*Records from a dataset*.
"""

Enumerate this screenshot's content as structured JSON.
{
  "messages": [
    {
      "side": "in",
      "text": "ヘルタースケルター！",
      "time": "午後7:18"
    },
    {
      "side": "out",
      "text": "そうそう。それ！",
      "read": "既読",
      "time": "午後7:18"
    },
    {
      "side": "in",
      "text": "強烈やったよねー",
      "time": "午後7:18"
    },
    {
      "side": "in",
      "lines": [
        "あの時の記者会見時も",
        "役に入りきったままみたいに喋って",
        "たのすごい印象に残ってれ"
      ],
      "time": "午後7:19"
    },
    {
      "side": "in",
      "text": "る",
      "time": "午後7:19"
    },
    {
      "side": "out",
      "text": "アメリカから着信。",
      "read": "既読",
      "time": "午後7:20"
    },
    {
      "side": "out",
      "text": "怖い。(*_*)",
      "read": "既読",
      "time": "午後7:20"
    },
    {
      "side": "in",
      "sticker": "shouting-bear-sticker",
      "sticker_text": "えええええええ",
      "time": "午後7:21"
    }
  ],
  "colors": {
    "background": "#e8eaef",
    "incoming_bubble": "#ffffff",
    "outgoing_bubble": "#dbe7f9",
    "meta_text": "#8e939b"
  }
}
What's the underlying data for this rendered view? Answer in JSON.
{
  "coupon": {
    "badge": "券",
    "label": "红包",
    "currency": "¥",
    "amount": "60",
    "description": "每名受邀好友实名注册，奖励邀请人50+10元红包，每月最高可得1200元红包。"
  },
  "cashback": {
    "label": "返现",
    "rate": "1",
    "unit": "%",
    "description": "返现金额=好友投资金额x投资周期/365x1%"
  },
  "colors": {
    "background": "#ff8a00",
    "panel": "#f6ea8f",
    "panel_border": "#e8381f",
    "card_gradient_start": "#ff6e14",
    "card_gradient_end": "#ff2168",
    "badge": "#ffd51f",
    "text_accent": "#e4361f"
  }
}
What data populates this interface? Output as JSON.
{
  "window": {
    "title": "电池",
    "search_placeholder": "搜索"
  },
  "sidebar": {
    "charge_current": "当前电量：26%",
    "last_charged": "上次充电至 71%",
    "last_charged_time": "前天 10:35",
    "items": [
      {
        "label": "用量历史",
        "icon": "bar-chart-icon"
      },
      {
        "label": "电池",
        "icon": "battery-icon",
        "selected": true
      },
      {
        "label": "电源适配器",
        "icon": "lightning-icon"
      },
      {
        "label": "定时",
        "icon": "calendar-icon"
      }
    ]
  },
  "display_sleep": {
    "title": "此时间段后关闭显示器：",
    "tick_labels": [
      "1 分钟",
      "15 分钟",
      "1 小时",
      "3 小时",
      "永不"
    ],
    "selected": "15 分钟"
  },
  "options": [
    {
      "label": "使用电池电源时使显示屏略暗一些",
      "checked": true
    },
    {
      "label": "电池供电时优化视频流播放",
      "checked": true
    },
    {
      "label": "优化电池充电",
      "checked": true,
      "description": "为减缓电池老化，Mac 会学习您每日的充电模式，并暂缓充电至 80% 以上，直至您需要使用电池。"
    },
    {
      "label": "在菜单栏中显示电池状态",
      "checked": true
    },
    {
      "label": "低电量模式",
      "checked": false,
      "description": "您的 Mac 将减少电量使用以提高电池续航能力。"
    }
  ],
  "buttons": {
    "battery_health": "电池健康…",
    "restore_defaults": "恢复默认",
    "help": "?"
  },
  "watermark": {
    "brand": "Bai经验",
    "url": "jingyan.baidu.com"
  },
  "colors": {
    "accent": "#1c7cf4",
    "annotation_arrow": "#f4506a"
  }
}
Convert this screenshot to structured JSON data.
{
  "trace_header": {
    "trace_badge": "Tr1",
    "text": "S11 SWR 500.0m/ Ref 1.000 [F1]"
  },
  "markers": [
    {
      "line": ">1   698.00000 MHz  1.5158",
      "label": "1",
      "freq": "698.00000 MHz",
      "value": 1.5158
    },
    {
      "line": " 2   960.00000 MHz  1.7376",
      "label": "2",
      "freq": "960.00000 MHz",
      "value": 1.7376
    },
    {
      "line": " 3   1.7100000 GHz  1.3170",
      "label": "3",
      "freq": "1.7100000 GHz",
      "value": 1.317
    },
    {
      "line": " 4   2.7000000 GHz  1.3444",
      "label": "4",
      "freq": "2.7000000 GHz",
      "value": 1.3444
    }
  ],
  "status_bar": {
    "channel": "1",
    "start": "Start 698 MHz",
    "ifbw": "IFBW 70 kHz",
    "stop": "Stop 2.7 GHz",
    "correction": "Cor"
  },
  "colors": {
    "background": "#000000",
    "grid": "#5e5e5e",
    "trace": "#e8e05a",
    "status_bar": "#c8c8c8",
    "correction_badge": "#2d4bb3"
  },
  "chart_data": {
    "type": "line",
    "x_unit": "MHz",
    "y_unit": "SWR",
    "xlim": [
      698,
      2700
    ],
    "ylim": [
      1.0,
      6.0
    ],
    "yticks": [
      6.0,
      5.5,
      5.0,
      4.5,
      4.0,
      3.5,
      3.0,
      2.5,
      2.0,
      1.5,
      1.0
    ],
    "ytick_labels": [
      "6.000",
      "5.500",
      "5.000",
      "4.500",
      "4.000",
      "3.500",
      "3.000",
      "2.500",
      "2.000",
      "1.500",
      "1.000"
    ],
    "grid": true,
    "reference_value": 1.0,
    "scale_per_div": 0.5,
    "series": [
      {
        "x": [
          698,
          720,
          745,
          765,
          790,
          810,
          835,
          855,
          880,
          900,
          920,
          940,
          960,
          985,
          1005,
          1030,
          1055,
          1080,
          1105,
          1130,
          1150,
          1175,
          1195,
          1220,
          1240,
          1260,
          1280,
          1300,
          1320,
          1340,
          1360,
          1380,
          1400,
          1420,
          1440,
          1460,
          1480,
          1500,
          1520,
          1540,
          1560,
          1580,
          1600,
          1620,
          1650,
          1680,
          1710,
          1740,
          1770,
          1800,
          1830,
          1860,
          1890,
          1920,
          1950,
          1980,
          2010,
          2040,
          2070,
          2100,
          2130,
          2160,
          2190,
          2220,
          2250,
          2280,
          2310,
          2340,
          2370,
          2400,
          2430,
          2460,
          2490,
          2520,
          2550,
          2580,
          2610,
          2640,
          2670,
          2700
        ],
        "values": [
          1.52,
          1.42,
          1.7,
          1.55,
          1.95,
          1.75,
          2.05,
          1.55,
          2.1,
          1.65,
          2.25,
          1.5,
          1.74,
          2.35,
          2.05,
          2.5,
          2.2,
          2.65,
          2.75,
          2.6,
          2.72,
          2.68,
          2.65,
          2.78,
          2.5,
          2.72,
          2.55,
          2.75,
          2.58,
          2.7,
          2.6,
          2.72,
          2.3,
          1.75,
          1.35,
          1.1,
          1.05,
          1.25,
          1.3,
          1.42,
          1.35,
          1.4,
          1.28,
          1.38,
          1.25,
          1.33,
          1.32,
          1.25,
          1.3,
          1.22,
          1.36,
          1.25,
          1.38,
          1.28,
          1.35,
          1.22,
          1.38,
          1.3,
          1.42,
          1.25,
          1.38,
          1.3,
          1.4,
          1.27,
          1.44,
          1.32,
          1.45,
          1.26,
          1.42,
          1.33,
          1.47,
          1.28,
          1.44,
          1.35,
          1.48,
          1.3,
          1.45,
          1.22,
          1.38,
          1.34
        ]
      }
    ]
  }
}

"""

Produce a verbatim transcription of the entries above.

*Finished task*.
Enumerate this screenshot's content as structured JSON.
{
  "messages": [
    {
      "side": "in",
      "text": "ヘルタースケルター！",
      "time": "午後7:18"
    },
    {
      "side": "out",
      "text": "そうそう。それ！",
      "read": "既読",
      "time": "午後7:18"
    },
    {
      "side": "in",
      "text": "強烈やったよねー",
      "time": "午後7:18"
    },
    {
      "side": "in",
      "lines": [
        "あの時の記者会見時も",
        "役に入りきったままみたいに喋って",
        "たのすごい印象に残ってれ"
      ],
      "time": "午後7:19"
    },
    {
      "side": "in",
      "text": "る",
      "time": "午後7:19"
    },
    {
      "side": "out",
      "text": "アメリカから着信。",
      "read": "既読",
      "time": "午後7:20"
    },
    {
      "side": "out",
      "text": "怖い。(*_*)",
      "read": "既読",
      "time": "午後7:20"
    },
    {
      "side": "in",
      "sticker": "shouting-bear-sticker",
      "sticker_text": "えええええええ",
      "time": "午後7:21"
    }
  ],
  "colors": {
    "background": "#e8eaef",
    "incoming_bubble": "#ffffff",
    "outgoing_bubble": "#dbe7f9",
    "meta_text": "#8e939b"
  }
}
What's the underlying data for this rendered view? Answer in JSON.
{
  "coupon": {
    "badge": "券",
    "label": "红包",
    "currency": "¥",
    "amount": "60",
    "description": "每名受邀好友实名注册，奖励邀请人50+10元红包，每月最高可得1200元红包。"
  },
  "cashback": {
    "label": "返现",
    "rate": "1",
    "unit": "%",
    "description": "返现金额=好友投资金额x投资周期/365x1%"
  },
  "colors": {
    "background": "#ff8a00",
    "panel": "#f6ea8f",
    "panel_border": "#e8381f",
    "card_gradient_start": "#ff6e14",
    "card_gradient_end": "#ff2168",
    "badge": "#ffd51f",
    "text_accent": "#e4361f"
  }
}
What data populates this interface? Output as JSON.
{
  "window": {
    "title": "电池",
    "search_placeholder": "搜索"
  },
  "sidebar": {
    "charge_current": "当前电量：26%",
    "last_charged": "上次充电至 71%",
    "last_charged_time": "前天 10:35",
    "items": [
      {
        "label": "用量历史",
        "icon": "bar-chart-icon"
      },
      {
        "label": "电池",
        "icon": "battery-icon",
        "selected": true
      },
      {
        "label": "电源适配器",
        "icon": "lightning-icon"
      },
      {
        "label": "定时",
        "icon": "calendar-icon"
      }
    ]
  },
  "display_sleep": {
    "title": "此时间段后关闭显示器：",
    "tick_labels": [
      "1 分钟",
      "15 分钟",
      "1 小时",
      "3 小时",
      "永不"
    ],
    "selected": "15 分钟"
  },
  "options": [
    {
      "label": "使用电池电源时使显示屏略暗一些",
      "checked": true
    },
    {
      "label": "电池供电时优化视频流播放",
      "checked": true
    },
    {
      "label": "优化电池充电",
      "checked": true,
      "description": "为减缓电池老化，Mac 会学习您每日的充电模式，并暂缓充电至 80% 以上，直至您需要使用电池。"
    },
    {
      "label": "在菜单栏中显示电池状态",
      "checked": true
    },
    {
      "label": "低电量模式",
      "checked": false,
      "description": "您的 Mac 将减少电量使用以提高电池续航能力。"
    }
  ],
  "buttons": {
    "battery_health": "电池健康…",
    "restore_defaults": "恢复默认",
    "help": "?"
  },
  "watermark": {
    "brand": "Bai经验",
    "url": "jingyan.baidu.com"
  },
  "colors": {
    "accent": "#1c7cf4",
    "annotation_arrow": "#f4506a"
  }
}
Convert this screenshot to structured JSON data.
{
  "trace_header": {
    "trace_badge": "Tr1",
    "text": "S11 SWR 500.0m/ Ref 1.000 [F1]"
  },
  "markers": [
    {
      "line": ">1   698.00000 MHz  1.5158",
      "label": "1",
      "freq": "698.00000 MHz",
      "value": 1.5158
    },
    {
      "line": " 2   960.00000 MHz  1.7376",
      "label": "2",
      "freq": "960.00000 MHz",
      "value": 1.7376
    },
    {
      "line": " 3   1.7100000 GHz  1.3170",
      "label": "3",
      "freq": "1.7100000 GHz",
      "value": 1.317
    },
    {
      "line": " 4   2.7000000 GHz  1.3444",
      "label": "4",
      "freq": "2.7000000 GHz",
      "value": 1.3444
    }
  ],
  "status_bar": {
    "channel": "1",
    "start": "Start 698 MHz",
    "ifbw": "IFBW 70 kHz",
    "stop": "Stop 2.7 GHz",
    "correction": "Cor"
  },
  "colors": {
    "background": "#000000",
    "grid": "#5e5e5e",
    "trace": "#e8e05a",
    "status_bar": "#c8c8c8",
    "correction_badge": "#2d4bb3"
  },
  "chart_data": {
    "type": "line",
    "x_unit": "MHz",
    "y_unit": "SWR",
    "xlim": [
      698,
      2700
    ],
    "ylim": [
      1.0,
      6.0
    ],
    "yticks": [
      6.0,
      5.5,
      5.0,
      4.5,
      4.0,
      3.5,
      3.0,
      2.5,
      2.0,
      1.5,
      1.0
    ],
    "ytick_labels": [
      "6.000",
      "5.500",
      "5.000",
      "4.500",
      "4.000",
      "3.500",
      "3.000",
      "2.500",
      "2.000",
      "1.500",
      "1.000"
    ],
    "grid": true,
    "reference_value": 1.0,
    "scale_per_div": 0.5,
    "series": [
      {
        "x": [
          698,
          720,
          745,
          765,
          790,
          810,
          835,
          855,
          880,
          900,
          920,
          940,
          960,
          985,
          1005,
          1030,
          1055,
          1080,
          1105,
          1130,
          1150,
          1175,
          1195,
          1220,
          1240,
          1260,
          1280,
          1300,
          1320,
          1340,
          1360,
          1380,
          1400,
          1420,
          1440,
          1460,
          1480,
          1500,
          1520,
          1540,
          1560,
          1580,
          1600,
          1620,
          1650,
          1680,
          1710,
          1740,
          1770,
          1800,
          1830,
          1860,
          1890,
          1920,
          1950,
          1980,
          2010,
          2040,
          2070,
          2100,
          2130,
          2160,
          2190,
          2220,
          2250,
          2280,
          2310,
          2340,
          2370,
          2400,
          2430,
          2460,
          2490,
          2520,
          2550,
          2580,
          2610,
          2640,
          2670,
          2700
        ],
        "values": [
          1.52,
          1.42,
          1.7,
          1.55,
          1.95,
          1.75,
          2.05,
          1.55,
          2.1,
          1.65,
          2.25,
          1.5,
          1.74,
          2.35,
          2.05,
          2.5,
          2.2,
          2.65,
          2.75,
          2.6,
          2.72,
          2.68,
          2.65,
          2.78,
          2.5,
          2.72,
          2.55,
          2.75,
          2.58,
          2.7,
          2.6,
          2.72,
          2.3,
          1.75,
          1.35,
          1.1,
          1.05,
          1.25,
          1.3,
          1.42,
          1.35,
          1.4,
          1.28,
          1.38,
          1.25,
          1.33,
          1.32,
          1.25,
          1.3,
          1.22,
          1.36,
          1.25,
          1.38,
          1.28,
          1.35,
          1.22,
          1.38,
          1.3,
          1.42,
          1.25,
          1.38,
          1.3,
          1.4,
          1.27,
          1.44,
          1.32,
          1.45,
          1.26,
          1.42,
          1.33,
          1.47,
          1.28,
          1.44,
          1.35,
          1.48,
          1.3,
          1.45,
          1.22,
          1.38,
          1.34
        ]
      }
    ]
  }
}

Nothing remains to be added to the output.